Written instruction => Find and return each line containing "диалогов".

[Figure record listings]
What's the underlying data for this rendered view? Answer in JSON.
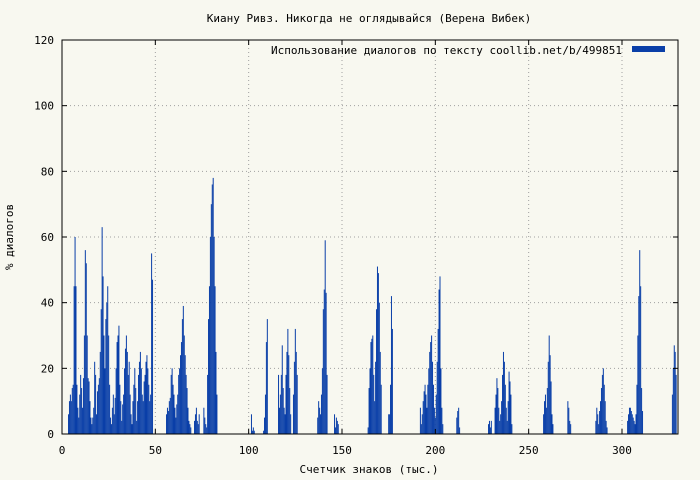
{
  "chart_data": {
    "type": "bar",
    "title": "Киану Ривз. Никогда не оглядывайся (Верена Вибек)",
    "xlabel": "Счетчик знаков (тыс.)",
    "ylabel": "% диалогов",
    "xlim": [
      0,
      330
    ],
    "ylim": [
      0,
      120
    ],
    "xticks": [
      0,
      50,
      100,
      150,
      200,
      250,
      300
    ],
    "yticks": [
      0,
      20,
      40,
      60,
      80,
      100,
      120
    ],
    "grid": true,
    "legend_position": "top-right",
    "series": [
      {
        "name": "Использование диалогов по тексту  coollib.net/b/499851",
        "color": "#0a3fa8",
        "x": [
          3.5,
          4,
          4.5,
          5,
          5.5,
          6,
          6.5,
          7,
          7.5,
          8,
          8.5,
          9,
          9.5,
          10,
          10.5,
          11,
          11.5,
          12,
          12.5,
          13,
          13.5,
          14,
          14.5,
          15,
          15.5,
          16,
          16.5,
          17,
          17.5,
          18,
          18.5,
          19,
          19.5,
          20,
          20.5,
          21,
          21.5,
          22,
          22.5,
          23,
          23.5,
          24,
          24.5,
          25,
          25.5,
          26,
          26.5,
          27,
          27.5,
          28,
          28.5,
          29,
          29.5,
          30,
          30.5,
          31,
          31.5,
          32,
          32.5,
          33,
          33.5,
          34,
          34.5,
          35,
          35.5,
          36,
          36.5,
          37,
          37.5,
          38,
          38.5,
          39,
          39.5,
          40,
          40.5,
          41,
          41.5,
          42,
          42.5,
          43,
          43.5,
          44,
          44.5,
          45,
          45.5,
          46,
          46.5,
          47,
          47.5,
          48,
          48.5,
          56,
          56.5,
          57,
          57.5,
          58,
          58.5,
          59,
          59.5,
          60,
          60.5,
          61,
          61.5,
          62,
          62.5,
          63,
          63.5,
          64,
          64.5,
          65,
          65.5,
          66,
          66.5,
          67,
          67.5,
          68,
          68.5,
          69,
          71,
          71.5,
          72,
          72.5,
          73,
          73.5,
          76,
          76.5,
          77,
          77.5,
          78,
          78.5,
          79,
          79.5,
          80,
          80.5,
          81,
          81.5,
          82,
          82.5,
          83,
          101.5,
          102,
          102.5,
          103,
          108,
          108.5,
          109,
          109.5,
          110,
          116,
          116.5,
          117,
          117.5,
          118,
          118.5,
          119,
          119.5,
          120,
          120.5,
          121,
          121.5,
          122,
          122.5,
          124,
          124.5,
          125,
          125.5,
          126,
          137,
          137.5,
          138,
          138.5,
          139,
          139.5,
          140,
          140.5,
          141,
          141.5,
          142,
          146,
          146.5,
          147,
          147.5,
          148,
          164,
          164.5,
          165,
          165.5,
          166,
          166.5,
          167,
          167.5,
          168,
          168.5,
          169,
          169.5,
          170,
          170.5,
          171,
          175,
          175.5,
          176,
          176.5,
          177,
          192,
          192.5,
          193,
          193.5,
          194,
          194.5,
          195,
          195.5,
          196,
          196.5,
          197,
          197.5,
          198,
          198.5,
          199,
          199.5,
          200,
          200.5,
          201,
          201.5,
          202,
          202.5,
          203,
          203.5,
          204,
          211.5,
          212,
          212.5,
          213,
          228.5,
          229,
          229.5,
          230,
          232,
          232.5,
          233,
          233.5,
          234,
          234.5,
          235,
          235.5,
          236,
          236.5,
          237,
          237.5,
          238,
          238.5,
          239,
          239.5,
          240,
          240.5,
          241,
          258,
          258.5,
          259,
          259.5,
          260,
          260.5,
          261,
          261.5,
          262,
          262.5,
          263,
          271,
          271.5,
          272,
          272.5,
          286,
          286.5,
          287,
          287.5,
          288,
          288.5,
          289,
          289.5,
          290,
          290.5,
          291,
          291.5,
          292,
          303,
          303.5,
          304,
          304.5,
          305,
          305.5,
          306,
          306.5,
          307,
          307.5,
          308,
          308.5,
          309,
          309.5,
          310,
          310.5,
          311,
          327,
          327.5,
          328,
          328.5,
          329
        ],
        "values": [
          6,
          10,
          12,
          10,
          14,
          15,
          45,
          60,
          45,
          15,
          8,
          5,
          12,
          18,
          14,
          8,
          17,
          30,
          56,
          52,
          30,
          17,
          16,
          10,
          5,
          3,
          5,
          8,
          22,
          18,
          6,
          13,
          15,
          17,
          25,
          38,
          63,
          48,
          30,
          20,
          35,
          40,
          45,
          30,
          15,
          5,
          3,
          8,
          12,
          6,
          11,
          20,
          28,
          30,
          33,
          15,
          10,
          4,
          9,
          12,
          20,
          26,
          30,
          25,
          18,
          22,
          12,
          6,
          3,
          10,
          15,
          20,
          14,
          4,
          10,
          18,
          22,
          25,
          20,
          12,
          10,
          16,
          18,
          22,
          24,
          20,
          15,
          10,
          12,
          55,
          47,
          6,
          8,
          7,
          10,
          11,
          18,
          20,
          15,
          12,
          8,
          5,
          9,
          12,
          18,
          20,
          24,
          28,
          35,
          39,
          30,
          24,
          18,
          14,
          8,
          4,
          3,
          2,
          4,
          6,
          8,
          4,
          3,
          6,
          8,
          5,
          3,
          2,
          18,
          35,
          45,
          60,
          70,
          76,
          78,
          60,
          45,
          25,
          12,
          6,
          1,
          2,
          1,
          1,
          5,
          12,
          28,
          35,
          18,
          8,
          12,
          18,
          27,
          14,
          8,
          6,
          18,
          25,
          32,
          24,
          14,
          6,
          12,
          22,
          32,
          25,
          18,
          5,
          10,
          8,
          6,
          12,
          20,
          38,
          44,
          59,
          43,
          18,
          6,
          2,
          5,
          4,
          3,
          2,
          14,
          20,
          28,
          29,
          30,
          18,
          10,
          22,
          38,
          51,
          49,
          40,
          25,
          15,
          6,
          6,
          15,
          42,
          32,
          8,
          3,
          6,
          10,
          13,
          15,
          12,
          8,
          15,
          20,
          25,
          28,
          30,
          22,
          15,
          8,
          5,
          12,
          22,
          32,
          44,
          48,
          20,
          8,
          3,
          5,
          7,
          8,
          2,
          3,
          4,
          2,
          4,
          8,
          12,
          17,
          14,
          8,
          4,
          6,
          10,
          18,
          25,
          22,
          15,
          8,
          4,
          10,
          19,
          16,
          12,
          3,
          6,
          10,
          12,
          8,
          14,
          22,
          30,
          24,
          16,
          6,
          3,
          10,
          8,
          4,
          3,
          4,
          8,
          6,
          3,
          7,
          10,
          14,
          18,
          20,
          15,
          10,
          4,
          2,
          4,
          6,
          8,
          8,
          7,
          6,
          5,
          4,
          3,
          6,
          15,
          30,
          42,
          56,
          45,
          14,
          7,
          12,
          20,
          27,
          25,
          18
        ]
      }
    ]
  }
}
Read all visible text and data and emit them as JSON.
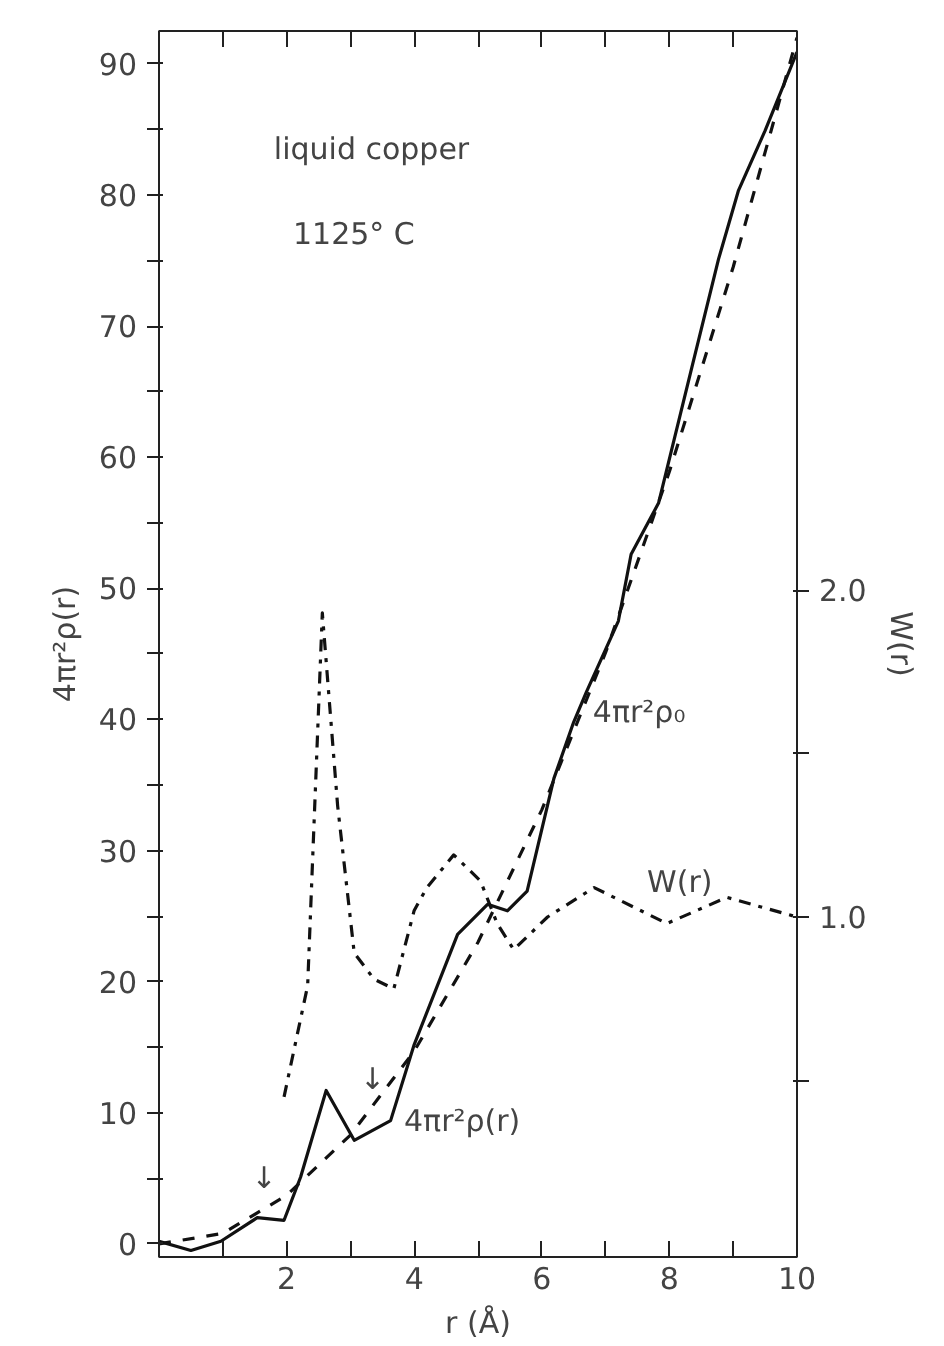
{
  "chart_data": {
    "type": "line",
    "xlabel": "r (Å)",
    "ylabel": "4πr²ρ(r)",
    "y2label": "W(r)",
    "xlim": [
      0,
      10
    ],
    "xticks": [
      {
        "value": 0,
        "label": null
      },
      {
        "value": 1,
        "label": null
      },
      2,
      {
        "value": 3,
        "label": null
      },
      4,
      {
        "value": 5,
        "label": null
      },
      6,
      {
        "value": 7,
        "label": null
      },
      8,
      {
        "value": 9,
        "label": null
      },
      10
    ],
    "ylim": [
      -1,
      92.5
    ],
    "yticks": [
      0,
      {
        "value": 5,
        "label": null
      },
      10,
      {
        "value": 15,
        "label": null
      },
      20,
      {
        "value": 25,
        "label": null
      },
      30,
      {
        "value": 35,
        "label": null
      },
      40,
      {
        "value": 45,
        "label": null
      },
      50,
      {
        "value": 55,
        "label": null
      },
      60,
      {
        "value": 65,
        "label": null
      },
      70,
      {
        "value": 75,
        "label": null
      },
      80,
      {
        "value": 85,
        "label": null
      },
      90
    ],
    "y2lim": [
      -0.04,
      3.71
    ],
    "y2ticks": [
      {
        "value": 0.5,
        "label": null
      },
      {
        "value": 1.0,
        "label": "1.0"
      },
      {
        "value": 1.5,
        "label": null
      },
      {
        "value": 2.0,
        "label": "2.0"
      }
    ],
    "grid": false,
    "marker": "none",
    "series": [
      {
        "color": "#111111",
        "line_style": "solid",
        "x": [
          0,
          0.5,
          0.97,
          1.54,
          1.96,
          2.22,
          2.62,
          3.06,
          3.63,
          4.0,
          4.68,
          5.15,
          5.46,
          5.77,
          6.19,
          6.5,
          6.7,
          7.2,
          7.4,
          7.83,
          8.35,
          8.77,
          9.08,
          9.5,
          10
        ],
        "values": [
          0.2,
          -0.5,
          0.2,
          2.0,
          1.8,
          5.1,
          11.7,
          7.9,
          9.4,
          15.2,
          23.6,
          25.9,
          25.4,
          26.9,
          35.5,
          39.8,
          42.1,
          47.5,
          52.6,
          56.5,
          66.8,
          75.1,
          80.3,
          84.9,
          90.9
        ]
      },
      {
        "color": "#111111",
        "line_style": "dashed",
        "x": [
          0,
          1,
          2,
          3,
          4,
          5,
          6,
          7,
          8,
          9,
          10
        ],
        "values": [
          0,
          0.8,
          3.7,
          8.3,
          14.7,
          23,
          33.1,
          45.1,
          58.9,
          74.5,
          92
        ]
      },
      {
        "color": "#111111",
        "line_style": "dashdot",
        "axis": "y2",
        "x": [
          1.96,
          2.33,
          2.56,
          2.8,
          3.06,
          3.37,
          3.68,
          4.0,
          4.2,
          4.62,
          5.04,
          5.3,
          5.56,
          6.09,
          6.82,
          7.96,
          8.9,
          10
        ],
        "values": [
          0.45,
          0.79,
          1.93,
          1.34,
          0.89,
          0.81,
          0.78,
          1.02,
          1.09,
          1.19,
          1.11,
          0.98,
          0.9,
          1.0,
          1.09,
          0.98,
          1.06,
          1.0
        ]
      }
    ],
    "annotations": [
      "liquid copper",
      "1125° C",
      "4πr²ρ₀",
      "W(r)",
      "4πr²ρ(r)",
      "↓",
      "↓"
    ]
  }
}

Answer =>
    "ylabel": "% диалогов",
        "name": "Использование диалогов по тексту  coollib.net/b/499851",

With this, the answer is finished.